- **Short task**: All lines featuring the string "title" are to be listed.

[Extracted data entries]
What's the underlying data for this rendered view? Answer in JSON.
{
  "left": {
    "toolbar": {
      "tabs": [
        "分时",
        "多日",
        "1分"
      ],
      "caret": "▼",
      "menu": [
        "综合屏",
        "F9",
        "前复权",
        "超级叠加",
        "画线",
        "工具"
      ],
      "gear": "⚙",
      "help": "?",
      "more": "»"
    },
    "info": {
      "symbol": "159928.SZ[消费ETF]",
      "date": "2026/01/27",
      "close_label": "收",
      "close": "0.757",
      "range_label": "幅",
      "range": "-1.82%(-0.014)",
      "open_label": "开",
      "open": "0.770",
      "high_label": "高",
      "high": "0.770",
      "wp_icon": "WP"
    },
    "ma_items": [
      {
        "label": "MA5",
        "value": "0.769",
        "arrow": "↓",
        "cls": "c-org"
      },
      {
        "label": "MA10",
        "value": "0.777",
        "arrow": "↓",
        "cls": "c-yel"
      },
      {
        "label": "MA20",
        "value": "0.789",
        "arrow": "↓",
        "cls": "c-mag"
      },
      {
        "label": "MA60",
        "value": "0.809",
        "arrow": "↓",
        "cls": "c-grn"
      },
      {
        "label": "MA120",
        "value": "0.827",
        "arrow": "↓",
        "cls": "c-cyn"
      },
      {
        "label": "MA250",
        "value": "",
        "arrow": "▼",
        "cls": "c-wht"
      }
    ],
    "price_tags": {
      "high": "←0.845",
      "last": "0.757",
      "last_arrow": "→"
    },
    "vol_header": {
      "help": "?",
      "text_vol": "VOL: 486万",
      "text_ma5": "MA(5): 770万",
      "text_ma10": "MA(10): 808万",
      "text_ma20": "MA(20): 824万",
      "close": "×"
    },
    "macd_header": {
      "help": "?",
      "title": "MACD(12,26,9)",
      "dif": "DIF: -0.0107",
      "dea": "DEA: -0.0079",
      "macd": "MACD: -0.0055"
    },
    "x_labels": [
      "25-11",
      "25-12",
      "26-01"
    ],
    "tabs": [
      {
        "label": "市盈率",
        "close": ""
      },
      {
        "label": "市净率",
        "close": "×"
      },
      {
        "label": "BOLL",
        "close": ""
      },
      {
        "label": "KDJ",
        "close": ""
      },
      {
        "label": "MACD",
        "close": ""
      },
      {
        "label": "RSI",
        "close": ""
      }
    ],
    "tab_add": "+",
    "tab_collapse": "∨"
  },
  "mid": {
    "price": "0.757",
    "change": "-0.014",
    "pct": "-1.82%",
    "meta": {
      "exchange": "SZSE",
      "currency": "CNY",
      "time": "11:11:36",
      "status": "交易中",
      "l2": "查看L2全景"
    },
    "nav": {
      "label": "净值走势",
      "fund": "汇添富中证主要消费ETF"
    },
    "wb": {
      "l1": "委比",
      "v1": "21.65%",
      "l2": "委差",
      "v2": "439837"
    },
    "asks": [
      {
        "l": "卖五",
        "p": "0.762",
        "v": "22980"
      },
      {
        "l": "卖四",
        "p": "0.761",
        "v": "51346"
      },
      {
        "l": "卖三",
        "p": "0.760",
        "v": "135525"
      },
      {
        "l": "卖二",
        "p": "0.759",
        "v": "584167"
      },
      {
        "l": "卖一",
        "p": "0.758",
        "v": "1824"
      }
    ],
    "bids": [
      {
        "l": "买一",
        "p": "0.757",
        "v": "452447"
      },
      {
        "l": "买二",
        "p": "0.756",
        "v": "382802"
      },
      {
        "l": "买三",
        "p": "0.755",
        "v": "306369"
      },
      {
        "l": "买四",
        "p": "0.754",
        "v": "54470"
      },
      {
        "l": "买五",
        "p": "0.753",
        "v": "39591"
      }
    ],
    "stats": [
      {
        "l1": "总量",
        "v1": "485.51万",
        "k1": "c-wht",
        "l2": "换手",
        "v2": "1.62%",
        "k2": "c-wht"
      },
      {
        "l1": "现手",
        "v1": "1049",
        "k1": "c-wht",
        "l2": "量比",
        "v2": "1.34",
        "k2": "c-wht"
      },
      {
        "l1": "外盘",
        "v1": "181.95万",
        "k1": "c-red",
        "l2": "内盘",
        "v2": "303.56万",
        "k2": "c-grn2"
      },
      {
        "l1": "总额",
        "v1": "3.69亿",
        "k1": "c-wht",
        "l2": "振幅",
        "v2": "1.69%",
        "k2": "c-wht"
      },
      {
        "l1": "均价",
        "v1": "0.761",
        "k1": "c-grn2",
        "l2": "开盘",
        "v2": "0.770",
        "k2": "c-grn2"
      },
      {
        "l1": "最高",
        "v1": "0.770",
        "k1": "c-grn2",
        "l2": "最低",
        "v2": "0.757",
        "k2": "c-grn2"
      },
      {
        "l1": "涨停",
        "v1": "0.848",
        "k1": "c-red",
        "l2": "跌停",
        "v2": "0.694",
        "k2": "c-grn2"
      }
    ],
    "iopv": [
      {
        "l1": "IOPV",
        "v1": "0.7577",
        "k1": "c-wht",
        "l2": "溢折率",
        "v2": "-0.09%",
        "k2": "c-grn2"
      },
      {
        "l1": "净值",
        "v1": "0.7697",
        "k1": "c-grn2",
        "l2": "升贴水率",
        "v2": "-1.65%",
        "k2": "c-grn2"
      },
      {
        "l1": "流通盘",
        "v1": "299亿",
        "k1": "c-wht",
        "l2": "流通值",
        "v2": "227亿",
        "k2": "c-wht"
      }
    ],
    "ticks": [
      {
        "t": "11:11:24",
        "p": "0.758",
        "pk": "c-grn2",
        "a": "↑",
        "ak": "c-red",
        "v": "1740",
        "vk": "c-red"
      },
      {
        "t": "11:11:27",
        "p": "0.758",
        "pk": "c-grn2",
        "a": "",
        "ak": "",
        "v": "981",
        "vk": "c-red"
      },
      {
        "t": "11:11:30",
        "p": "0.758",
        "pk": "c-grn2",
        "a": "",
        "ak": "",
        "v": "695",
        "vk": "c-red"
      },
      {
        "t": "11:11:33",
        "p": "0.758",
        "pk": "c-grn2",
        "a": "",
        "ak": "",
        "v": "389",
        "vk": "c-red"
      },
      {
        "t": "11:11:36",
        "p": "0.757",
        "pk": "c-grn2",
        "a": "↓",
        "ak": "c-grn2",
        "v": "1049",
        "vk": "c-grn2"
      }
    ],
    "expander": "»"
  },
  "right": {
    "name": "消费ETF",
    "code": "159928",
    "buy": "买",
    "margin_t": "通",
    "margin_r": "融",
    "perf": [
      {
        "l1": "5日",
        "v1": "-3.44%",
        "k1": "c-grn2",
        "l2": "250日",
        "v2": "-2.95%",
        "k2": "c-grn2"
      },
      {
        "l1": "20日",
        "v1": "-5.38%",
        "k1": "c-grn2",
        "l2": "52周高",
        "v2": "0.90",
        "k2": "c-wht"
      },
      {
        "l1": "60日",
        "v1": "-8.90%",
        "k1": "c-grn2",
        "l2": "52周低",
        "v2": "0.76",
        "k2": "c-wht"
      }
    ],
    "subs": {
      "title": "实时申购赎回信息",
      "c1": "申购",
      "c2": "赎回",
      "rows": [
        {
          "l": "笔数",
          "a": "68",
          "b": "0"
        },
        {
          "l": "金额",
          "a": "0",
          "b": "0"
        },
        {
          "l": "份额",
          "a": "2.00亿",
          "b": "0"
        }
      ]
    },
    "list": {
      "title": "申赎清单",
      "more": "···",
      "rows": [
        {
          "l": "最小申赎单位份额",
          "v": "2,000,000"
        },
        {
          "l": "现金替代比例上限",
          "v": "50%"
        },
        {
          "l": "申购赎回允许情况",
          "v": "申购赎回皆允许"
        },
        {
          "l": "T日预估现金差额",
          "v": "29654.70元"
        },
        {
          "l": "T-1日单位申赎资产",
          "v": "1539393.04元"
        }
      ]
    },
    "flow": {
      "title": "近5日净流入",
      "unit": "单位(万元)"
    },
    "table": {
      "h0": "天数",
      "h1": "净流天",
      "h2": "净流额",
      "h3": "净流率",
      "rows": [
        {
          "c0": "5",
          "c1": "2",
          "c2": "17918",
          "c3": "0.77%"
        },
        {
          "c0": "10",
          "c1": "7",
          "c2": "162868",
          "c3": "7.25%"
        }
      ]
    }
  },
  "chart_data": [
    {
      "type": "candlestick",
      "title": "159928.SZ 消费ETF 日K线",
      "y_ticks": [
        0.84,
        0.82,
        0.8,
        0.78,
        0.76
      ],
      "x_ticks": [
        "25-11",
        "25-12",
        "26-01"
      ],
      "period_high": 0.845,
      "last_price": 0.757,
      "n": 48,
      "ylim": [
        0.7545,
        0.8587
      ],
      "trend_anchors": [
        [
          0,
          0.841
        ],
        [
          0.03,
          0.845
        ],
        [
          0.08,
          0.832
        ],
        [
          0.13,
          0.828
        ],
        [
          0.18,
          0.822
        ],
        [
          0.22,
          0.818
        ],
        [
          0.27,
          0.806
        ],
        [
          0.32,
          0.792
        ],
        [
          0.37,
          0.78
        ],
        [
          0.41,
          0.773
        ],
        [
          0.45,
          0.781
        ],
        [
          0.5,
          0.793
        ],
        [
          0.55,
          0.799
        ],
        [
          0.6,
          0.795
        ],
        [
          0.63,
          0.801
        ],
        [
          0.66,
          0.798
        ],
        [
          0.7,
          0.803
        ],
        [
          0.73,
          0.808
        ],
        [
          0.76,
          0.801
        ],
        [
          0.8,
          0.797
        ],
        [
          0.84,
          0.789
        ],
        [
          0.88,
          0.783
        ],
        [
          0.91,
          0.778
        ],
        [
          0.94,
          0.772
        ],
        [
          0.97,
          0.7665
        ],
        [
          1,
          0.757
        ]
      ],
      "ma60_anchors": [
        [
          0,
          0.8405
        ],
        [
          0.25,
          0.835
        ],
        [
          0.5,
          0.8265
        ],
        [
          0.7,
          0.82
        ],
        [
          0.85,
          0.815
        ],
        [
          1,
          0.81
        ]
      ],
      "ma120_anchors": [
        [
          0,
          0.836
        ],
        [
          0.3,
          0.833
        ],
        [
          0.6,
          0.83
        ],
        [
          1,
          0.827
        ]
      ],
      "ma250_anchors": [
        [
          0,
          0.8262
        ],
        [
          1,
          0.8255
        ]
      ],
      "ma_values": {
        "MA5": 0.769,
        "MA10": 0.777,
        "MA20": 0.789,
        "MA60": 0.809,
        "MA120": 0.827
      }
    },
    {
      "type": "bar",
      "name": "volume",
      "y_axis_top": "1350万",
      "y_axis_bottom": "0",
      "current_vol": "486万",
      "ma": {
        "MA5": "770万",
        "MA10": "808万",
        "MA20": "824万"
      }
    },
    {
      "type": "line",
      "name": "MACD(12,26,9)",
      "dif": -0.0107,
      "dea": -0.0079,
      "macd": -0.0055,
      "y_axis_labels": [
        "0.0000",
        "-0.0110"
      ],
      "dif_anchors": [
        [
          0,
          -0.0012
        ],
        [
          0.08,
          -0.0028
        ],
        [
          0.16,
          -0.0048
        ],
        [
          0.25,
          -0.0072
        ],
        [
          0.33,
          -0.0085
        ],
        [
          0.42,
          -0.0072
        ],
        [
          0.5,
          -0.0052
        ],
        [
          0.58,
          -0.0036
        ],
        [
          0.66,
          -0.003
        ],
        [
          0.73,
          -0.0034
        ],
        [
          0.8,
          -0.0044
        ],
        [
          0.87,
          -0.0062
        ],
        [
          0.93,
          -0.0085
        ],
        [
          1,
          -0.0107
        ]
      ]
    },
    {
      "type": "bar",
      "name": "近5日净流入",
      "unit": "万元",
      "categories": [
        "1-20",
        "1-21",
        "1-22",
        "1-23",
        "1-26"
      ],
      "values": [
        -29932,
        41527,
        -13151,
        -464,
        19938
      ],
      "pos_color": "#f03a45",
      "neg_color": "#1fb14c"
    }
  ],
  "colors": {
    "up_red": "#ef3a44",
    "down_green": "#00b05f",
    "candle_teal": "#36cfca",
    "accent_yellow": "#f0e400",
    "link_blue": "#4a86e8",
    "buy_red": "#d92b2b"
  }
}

- **Solution for this task**:
      "title": "MACD(12,26,9)",
      "title": "实时申购赎回信息",
      "title": "申赎清单",
      "title": "近5日净流入",
      "title": "159928.SZ 消费ETF 日K线",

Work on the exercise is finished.